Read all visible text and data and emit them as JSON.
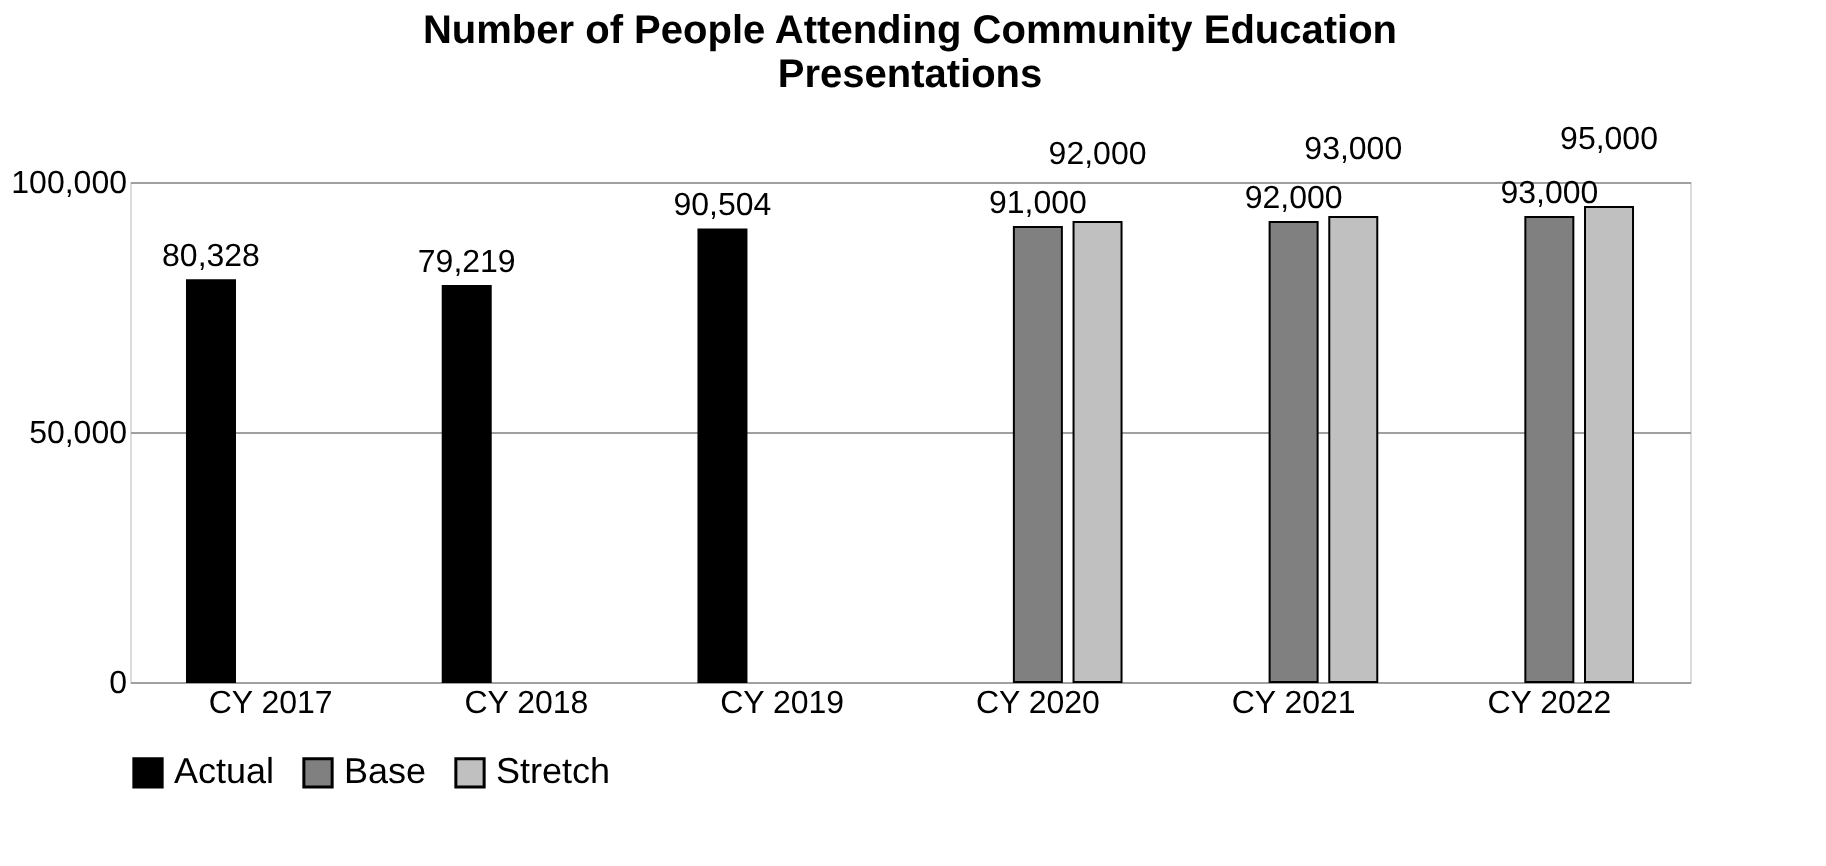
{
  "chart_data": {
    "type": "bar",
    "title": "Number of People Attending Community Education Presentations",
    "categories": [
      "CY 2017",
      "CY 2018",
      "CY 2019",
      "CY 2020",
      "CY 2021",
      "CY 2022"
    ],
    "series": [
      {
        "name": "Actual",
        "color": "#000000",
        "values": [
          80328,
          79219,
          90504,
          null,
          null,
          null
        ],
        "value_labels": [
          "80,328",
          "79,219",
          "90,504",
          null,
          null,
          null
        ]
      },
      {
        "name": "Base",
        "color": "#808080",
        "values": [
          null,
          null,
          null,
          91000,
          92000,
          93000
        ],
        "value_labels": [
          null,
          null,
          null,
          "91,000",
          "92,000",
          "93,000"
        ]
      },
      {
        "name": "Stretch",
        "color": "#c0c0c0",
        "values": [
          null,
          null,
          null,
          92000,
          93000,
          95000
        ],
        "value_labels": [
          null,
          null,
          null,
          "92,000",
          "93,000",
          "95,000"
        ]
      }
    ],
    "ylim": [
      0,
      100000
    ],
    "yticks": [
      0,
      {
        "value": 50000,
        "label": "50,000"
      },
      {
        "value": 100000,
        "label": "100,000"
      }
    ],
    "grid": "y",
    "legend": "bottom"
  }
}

○ ○ ○

→ TO DO
Go through the listing above and write it out again exactly, dropping the pictures.

→ FINAL ANSWER
Read all visible text and data and emit them as JSON.
{
  "chart_data": {
    "type": "bar",
    "title": "Number of People Attending Community Education Presentations",
    "categories": [
      "CY 2017",
      "CY 2018",
      "CY 2019",
      "CY 2020",
      "CY 2021",
      "CY 2022"
    ],
    "series": [
      {
        "name": "Actual",
        "color": "#000000",
        "values": [
          80328,
          79219,
          90504,
          null,
          null,
          null
        ],
        "value_labels": [
          "80,328",
          "79,219",
          "90,504",
          null,
          null,
          null
        ]
      },
      {
        "name": "Base",
        "color": "#808080",
        "values": [
          null,
          null,
          null,
          91000,
          92000,
          93000
        ],
        "value_labels": [
          null,
          null,
          null,
          "91,000",
          "92,000",
          "93,000"
        ]
      },
      {
        "name": "Stretch",
        "color": "#c0c0c0",
        "values": [
          null,
          null,
          null,
          92000,
          93000,
          95000
        ],
        "value_labels": [
          null,
          null,
          null,
          "92,000",
          "93,000",
          "95,000"
        ]
      }
    ],
    "ylim": [
      0,
      100000
    ],
    "yticks": [
      0,
      {
        "value": 50000,
        "label": "50,000"
      },
      {
        "value": 100000,
        "label": "100,000"
      }
    ],
    "grid": "y",
    "legend": "bottom"
  }
}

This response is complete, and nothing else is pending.